- Given request
Without the pictures, copy all the entries below exactly.

- Input data
- - -

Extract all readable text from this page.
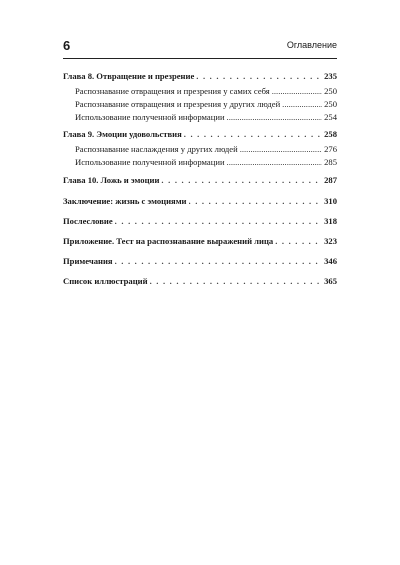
6	Оглавление
Глава 8. Отвращение и презрение . . .	235
Распознавание отвращения и презрения у самих себя .....	250
Распознавание отвращения и презрения у других людей .....	250
Использование полученной информации .....	254
Глава 9. Эмоции удовольствия . . .	258
Распознавание наслаждения у других людей .....	276
Использование полученной информации .....	285
Глава 10. Ложь и эмоции . . .	287
Заключение: жизнь с эмоциями . . .	310
Послесловие . . .	318
Приложение. Тест на распознавание выражений лица . . .	323
Примечания . . .	346
Список иллюстраций . . .	365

- - -

- Solution to the exercise
Extract all readable text from this page.
6	Оглавление
Глава 8. Отвращение и презрение . . .	235
Распознавание отвращения и презрения у самих себя .....	250
Распознавание отвращения и презрения у других людей .....	250
Использование полученной информации .....	254
Глава 9. Эмоции удовольствия . . .	258
Распознавание наслаждения у других людей .....	276
Использование полученной информации .....	285
Глава 10. Ложь и эмоции . . .	287
Заключение: жизнь с эмоциями . . .	310
Послесловие . . .	318
Приложение. Тест на распознавание выражений лица . . .	323
Примечания . . .	346
Список иллюстраций . . .	365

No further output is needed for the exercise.